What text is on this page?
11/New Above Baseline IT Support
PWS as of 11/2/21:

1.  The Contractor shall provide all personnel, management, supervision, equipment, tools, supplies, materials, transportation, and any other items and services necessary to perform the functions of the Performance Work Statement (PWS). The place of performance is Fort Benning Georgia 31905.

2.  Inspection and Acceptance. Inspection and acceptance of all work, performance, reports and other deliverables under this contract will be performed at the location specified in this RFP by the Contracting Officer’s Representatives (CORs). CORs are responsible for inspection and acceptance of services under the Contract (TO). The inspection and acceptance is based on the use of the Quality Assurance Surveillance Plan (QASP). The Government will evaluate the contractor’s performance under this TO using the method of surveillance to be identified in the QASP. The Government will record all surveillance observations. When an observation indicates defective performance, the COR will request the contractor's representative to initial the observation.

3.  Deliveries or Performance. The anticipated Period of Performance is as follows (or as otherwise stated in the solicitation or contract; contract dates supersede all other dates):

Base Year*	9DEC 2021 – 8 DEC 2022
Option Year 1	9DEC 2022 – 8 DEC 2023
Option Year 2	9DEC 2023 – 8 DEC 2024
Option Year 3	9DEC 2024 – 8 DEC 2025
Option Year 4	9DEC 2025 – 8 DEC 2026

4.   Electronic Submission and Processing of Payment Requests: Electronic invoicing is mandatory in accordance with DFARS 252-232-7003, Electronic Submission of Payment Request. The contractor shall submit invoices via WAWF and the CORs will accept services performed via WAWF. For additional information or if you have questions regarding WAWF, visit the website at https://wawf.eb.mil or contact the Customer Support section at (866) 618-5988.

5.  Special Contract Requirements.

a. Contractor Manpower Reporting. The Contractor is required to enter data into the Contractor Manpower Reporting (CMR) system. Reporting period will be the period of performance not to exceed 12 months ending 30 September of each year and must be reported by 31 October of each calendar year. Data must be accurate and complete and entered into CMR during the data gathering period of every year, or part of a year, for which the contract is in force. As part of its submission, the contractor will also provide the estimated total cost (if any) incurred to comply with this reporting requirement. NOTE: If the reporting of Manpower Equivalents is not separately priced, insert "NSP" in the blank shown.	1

Instructions to follow. Determine how many lines of the listing hold the word "Option" and reply with that figure alone.

The reply. 4